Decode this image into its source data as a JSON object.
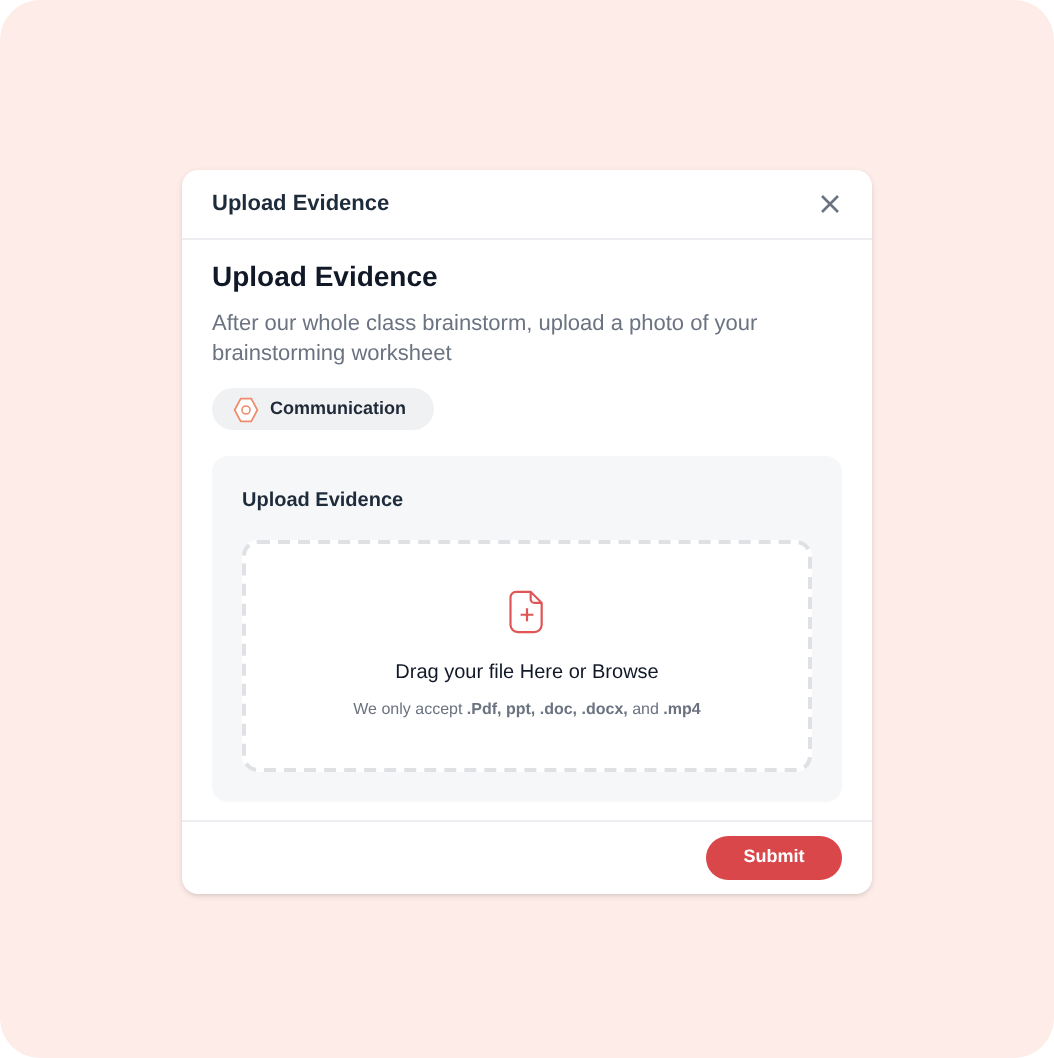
{
  "dialog": {
    "title": "Upload Evidence",
    "heading": "Upload Evidence",
    "description": "After our whole class brainstorm, upload a photo of your brainstorming worksheet",
    "tag": "Communication",
    "upload": {
      "title": "Upload Evidence",
      "prompt": "Drag your file Here or Browse",
      "accepted": "We only accept **.Pdf, ppt, .doc, .docx,** and **.mp4**"
    },
    "submit": "Submit"
  }
}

=-=-=

== Written instruction ==
Repeat the material above in full and unchanged, minus its images.

== Result of this exercise ==
Decode this image into its source data as a JSON object.
{
  "dialog": {
    "title": "Upload Evidence",
    "heading": "Upload Evidence",
    "description": "After our whole class brainstorm, upload a photo of your brainstorming worksheet",
    "tag": "Communication",
    "upload": {
      "title": "Upload Evidence",
      "prompt": "Drag your file Here or Browse",
      "accepted": "We only accept **.Pdf, ppt, .doc, .docx,** and **.mp4**"
    },
    "submit": "Submit"
  }
}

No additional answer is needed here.